* [Exercise input]:
start
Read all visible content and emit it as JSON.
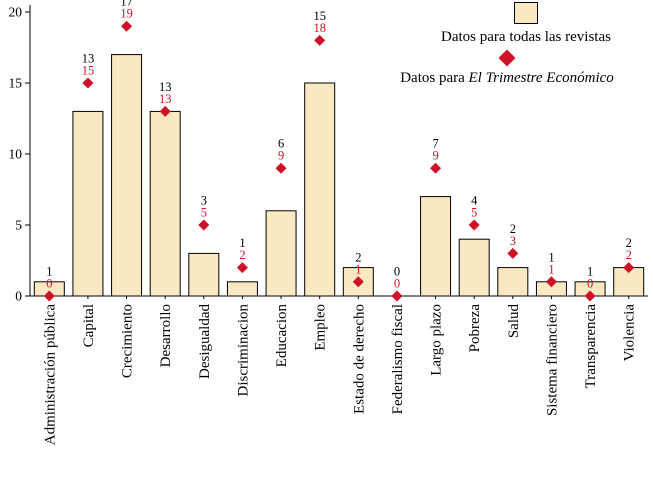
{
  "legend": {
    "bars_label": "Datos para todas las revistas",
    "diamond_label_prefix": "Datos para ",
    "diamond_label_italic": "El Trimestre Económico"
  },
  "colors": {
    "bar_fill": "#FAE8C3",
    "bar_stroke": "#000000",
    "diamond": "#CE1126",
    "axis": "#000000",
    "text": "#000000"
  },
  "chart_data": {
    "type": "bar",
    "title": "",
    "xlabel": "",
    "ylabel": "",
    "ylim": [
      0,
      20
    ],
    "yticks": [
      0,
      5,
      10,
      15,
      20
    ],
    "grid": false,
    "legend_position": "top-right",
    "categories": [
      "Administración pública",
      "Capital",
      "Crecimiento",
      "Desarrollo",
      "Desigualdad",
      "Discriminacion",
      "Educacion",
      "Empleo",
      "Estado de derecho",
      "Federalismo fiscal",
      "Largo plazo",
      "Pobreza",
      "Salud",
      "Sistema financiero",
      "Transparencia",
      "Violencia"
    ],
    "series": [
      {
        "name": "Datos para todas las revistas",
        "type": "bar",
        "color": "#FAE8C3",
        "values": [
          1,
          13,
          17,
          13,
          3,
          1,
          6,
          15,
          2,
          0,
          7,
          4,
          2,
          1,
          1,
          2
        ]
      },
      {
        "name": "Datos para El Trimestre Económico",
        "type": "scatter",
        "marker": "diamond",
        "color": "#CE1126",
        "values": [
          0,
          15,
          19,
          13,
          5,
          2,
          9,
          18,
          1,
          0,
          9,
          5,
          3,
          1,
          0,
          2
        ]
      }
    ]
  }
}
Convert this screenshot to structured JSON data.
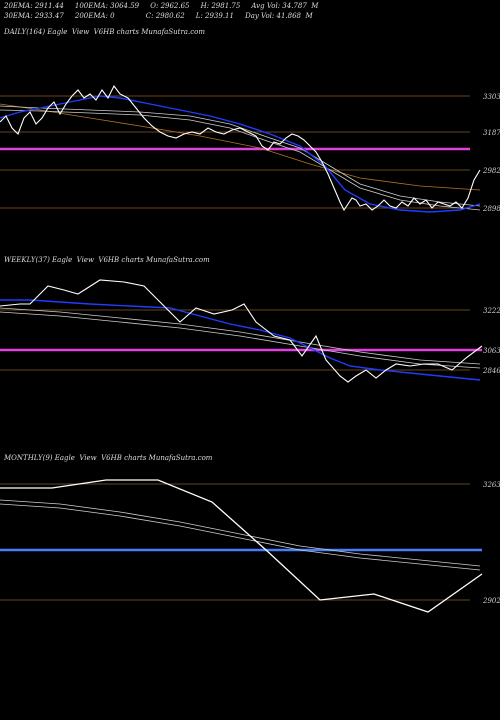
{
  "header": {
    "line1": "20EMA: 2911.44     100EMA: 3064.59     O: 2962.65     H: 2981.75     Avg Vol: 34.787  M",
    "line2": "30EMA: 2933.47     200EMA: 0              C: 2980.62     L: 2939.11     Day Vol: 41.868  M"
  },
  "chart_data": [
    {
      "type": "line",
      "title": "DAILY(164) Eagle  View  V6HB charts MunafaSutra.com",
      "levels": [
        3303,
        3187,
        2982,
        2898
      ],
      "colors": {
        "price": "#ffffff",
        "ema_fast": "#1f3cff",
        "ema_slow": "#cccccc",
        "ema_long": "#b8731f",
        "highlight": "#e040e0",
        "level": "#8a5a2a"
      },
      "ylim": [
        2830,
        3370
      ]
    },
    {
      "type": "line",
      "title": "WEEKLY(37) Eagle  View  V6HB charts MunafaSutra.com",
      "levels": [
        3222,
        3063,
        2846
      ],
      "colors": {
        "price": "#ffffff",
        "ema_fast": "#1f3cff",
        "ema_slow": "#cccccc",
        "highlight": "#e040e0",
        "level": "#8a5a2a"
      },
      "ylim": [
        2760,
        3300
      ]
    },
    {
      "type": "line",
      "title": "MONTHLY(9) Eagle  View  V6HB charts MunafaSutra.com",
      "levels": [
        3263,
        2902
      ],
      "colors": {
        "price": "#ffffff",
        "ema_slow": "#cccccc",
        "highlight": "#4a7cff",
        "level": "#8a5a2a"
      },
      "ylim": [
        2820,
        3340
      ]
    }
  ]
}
end
* [Exercise prompt]:
Where a line above includes "todas", copy that line.

* [Solution to this problem]:
    "bars_label": "Datos para todas las revistas",
        "name": "Datos para todas las revistas",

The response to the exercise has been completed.